[Exercise directions]: Reproduce the material below line for line, without the pictures.
------ Given records ------
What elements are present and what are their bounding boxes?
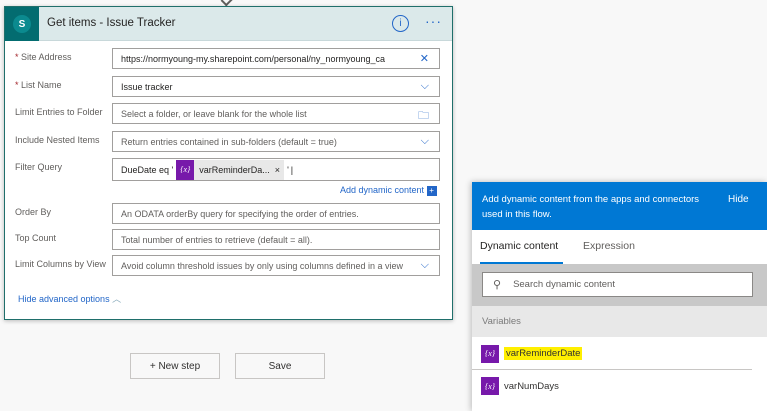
variable-item[interactable]: {x} varReminderDate (472, 338, 752, 370)
card-title: Get items - Issue Tracker (47, 17, 176, 29)
site-address-input[interactable]: https://normyoung-my.sharepoint.com/pers… (112, 48, 440, 69)
search-icon: ⚲ (493, 279, 502, 291)
variable-icon: {x} (481, 344, 499, 363)
save-button[interactable]: Save (235, 353, 325, 379)
top-count-label: Top Count (15, 233, 57, 243)
get-items-card: S Get items - Issue Tracker i ··· * Site… (4, 6, 453, 320)
folder-label: Limit Entries to Folder (15, 107, 103, 117)
add-icon: + (426, 185, 437, 196)
nested-label: Include Nested Items (15, 135, 100, 145)
hide-panel-button[interactable]: Hide (728, 194, 749, 205)
hide-advanced-options[interactable]: Hide advanced options ︿ (18, 292, 121, 305)
order-by-input[interactable]: An ODATA orderBy query for specifying th… (112, 203, 440, 224)
tab-expression[interactable]: Expression (583, 240, 635, 252)
folder-input[interactable]: Select a folder, or leave blank for the … (112, 103, 440, 124)
clear-icon[interactable]: ✕ (420, 52, 429, 65)
site-address-label: * Site Address (15, 52, 72, 62)
folder-icon[interactable]: 🗀 (418, 107, 429, 126)
list-name-dropdown[interactable]: Issue tracker ⌵ (112, 76, 440, 97)
variables-section-header: Variables (472, 306, 767, 337)
search-bar-area: ⚲ Search dynamic content (472, 264, 767, 306)
chevron-down-icon: ⌵ (420, 259, 429, 271)
info-icon[interactable]: i (392, 15, 409, 32)
add-dynamic-content-link[interactable]: Add dynamic content + (340, 185, 437, 196)
dynamic-content-panel: Add dynamic content from the apps and co… (472, 182, 767, 411)
sharepoint-logo-icon: S (5, 7, 39, 41)
search-input[interactable]: ⚲ Search dynamic content (482, 272, 753, 297)
variable-token[interactable]: {x} varReminderDa... × (176, 159, 285, 180)
chevron-up-icon: ︿ (112, 294, 122, 304)
new-step-button[interactable]: + New step (130, 353, 220, 379)
variable-icon: {x} (481, 377, 499, 395)
remove-token-icon[interactable]: × (275, 165, 284, 175)
card-header[interactable]: S Get items - Issue Tracker i ··· (5, 7, 452, 41)
filter-query-input[interactable]: DueDate eq ' {x} varReminderDa... × ' | (112, 158, 440, 181)
limit-columns-dropdown[interactable]: Avoid column threshold issues by only us… (112, 255, 440, 276)
top-count-input[interactable]: Total number of entries to retrieve (def… (112, 229, 440, 250)
variable-item[interactable]: {x} varNumDays (472, 370, 767, 402)
list-name-label: * List Name (15, 80, 62, 90)
variable-icon: {x} (176, 159, 195, 180)
chevron-down-icon: ⌵ (420, 135, 429, 147)
nested-dropdown[interactable]: Return entries contained in sub-folders … (112, 131, 440, 152)
chevron-down-icon: ⌵ (420, 80, 429, 92)
order-by-label: Order By (15, 207, 52, 217)
limit-columns-label: Limit Columns by View (15, 259, 106, 269)
filter-label: Filter Query (15, 162, 63, 172)
tab-dynamic-content[interactable]: Dynamic content (480, 240, 558, 252)
more-options-icon[interactable]: ··· (425, 13, 442, 29)
panel-header: Add dynamic content from the apps and co… (472, 182, 767, 230)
------
[Answer to this problem]:
What elements are present and what are their bounding boxes?
variable-item[interactable]: {x} varReminderDate (472, 338, 752, 370)
card-title: Get items - Issue Tracker (47, 17, 176, 29)
site-address-input[interactable]: https://normyoung-my.sharepoint.com/pers… (112, 48, 440, 69)
search-icon: ⚲ (493, 279, 502, 291)
variable-icon: {x} (481, 344, 499, 363)
save-button[interactable]: Save (235, 353, 325, 379)
top-count-label: Top Count (15, 233, 57, 243)
get-items-card: S Get items - Issue Tracker i ··· * Site… (4, 6, 453, 320)
folder-label: Limit Entries to Folder (15, 107, 103, 117)
add-icon: + (426, 185, 437, 196)
nested-label: Include Nested Items (15, 135, 100, 145)
hide-panel-button[interactable]: Hide (728, 194, 749, 205)
hide-advanced-options[interactable]: Hide advanced options ︿ (18, 292, 121, 305)
order-by-input[interactable]: An ODATA orderBy query for specifying th… (112, 203, 440, 224)
tab-expression[interactable]: Expression (583, 240, 635, 252)
folder-input[interactable]: Select a folder, or leave blank for the … (112, 103, 440, 124)
clear-icon[interactable]: ✕ (420, 52, 429, 65)
site-address-label: * Site Address (15, 52, 72, 62)
folder-icon[interactable]: 🗀 (418, 107, 429, 126)
list-name-dropdown[interactable]: Issue tracker ⌵ (112, 76, 440, 97)
variables-section-header: Variables (472, 306, 767, 337)
search-bar-area: ⚲ Search dynamic content (472, 264, 767, 306)
chevron-down-icon: ⌵ (420, 259, 429, 271)
info-icon[interactable]: i (392, 15, 409, 32)
add-dynamic-content-link[interactable]: Add dynamic content + (340, 185, 437, 196)
dynamic-content-panel: Add dynamic content from the apps and co… (472, 182, 767, 411)
sharepoint-logo-icon: S (5, 7, 39, 41)
search-input[interactable]: ⚲ Search dynamic content (482, 272, 753, 297)
variable-token[interactable]: {x} varReminderDa... × (176, 159, 285, 180)
chevron-up-icon: ︿ (112, 294, 122, 304)
new-step-button[interactable]: + New step (130, 353, 220, 379)
variable-icon: {x} (481, 377, 499, 395)
remove-token-icon[interactable]: × (275, 165, 284, 175)
card-header[interactable]: S Get items - Issue Tracker i ··· (5, 7, 452, 41)
filter-query-input[interactable]: DueDate eq ' {x} varReminderDa... × ' | (112, 158, 440, 181)
limit-columns-dropdown[interactable]: Avoid column threshold issues by only us… (112, 255, 440, 276)
top-count-input[interactable]: Total number of entries to retrieve (def… (112, 229, 440, 250)
variable-item[interactable]: {x} varNumDays (472, 370, 767, 402)
list-name-label: * List Name (15, 80, 62, 90)
variable-icon: {x} (176, 159, 195, 180)
chevron-down-icon: ⌵ (420, 135, 429, 147)
nested-dropdown[interactable]: Return entries contained in sub-folders … (112, 131, 440, 152)
chevron-down-icon: ⌵ (420, 80, 429, 92)
order-by-label: Order By (15, 207, 52, 217)
limit-columns-label: Limit Columns by View (15, 259, 106, 269)
filter-label: Filter Query (15, 162, 63, 172)
tab-dynamic-content[interactable]: Dynamic content (480, 240, 558, 252)
more-options-icon[interactable]: ··· (425, 13, 442, 29)
panel-header: Add dynamic content from the apps and co… (472, 182, 767, 230)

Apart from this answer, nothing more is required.